Chart and figure data
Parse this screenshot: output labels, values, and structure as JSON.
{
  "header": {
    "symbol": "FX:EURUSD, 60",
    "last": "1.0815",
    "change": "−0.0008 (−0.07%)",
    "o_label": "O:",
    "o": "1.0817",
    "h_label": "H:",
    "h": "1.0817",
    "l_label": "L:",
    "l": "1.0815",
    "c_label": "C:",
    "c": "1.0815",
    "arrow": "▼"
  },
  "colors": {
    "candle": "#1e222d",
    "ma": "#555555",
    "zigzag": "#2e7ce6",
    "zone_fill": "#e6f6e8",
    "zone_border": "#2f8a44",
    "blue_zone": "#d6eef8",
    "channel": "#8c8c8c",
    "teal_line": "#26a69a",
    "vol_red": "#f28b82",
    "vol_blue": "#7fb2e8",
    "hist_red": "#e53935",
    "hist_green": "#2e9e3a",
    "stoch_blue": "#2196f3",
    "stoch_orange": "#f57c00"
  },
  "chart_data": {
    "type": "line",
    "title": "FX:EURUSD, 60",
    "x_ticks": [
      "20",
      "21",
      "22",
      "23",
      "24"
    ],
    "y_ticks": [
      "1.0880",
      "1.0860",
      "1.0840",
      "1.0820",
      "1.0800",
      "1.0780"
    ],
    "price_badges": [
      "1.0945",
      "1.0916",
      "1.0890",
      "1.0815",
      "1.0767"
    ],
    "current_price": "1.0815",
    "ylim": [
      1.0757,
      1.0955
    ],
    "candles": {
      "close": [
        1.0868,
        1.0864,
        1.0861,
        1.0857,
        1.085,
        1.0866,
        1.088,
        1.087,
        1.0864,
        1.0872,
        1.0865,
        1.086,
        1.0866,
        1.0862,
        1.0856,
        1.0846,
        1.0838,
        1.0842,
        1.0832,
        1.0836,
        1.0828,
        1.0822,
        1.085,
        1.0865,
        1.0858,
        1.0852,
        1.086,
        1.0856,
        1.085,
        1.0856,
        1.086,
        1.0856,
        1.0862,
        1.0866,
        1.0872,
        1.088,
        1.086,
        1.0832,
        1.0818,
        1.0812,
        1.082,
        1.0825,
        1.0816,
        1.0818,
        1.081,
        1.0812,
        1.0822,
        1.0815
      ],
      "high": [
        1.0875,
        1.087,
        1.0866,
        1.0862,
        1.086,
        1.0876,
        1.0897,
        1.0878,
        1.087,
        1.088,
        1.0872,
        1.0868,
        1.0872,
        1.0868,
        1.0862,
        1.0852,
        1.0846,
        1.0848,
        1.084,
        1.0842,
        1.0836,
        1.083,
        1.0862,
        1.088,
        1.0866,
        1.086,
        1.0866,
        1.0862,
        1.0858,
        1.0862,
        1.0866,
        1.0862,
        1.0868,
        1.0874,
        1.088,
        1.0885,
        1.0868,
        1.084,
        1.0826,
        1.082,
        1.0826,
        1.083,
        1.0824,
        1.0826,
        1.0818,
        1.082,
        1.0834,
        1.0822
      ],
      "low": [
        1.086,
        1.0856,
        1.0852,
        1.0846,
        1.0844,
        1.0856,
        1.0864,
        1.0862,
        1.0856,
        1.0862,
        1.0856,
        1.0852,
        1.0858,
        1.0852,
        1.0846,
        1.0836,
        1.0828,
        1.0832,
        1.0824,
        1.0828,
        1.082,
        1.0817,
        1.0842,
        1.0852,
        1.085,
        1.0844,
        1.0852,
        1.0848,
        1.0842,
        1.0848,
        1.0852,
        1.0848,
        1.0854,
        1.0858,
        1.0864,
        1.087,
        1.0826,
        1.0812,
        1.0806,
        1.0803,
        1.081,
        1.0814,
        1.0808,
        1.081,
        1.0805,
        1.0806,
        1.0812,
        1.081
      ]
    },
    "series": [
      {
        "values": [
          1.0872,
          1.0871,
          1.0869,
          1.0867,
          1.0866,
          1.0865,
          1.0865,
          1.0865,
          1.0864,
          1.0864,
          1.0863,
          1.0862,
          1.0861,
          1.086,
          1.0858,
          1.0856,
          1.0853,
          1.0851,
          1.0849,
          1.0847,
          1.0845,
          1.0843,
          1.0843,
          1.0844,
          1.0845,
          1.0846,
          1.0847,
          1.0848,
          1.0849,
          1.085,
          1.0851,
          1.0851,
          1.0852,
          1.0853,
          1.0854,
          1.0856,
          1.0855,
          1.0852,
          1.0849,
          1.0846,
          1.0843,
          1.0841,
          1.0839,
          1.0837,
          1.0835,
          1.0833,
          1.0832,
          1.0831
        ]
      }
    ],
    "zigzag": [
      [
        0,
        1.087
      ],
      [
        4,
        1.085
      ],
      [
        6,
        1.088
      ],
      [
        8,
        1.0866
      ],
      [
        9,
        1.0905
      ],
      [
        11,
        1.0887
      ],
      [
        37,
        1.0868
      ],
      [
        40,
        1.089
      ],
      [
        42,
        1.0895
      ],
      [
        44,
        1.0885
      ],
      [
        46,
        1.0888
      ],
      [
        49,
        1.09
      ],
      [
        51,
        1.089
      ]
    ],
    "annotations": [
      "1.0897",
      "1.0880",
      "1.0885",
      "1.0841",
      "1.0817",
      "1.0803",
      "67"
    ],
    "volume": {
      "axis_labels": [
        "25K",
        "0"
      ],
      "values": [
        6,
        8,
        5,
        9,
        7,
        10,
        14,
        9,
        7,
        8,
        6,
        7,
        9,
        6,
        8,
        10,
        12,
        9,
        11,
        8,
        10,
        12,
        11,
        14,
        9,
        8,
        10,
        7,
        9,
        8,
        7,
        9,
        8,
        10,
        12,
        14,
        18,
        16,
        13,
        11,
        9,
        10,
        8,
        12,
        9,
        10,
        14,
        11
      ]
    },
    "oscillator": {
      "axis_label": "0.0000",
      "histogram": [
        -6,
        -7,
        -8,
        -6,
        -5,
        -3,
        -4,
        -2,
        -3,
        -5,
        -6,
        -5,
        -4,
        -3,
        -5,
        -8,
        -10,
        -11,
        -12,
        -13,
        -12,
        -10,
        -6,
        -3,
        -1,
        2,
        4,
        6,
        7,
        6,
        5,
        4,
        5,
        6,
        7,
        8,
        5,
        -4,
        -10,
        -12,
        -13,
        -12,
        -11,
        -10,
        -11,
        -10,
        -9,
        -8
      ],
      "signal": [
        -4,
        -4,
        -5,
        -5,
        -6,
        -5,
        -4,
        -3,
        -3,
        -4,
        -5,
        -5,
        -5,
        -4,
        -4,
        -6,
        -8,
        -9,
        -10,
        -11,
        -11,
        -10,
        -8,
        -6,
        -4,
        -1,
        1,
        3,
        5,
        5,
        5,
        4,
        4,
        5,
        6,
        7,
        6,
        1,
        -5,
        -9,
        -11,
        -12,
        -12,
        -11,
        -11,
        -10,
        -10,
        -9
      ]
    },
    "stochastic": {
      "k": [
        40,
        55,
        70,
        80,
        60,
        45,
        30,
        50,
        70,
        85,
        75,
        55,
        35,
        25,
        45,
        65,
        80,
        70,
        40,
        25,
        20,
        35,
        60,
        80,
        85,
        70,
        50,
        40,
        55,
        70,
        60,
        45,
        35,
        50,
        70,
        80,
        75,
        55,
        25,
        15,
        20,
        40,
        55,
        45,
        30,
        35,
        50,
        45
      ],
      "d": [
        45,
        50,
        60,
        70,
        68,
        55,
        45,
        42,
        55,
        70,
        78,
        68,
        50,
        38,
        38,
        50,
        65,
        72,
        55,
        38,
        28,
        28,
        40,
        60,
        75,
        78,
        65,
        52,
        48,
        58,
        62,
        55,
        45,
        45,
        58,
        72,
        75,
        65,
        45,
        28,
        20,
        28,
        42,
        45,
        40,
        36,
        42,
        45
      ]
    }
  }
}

| What to work on |
Report the number of lines in the entries above that include the word "values" and add nothing to it.

| Solution for this problem |
3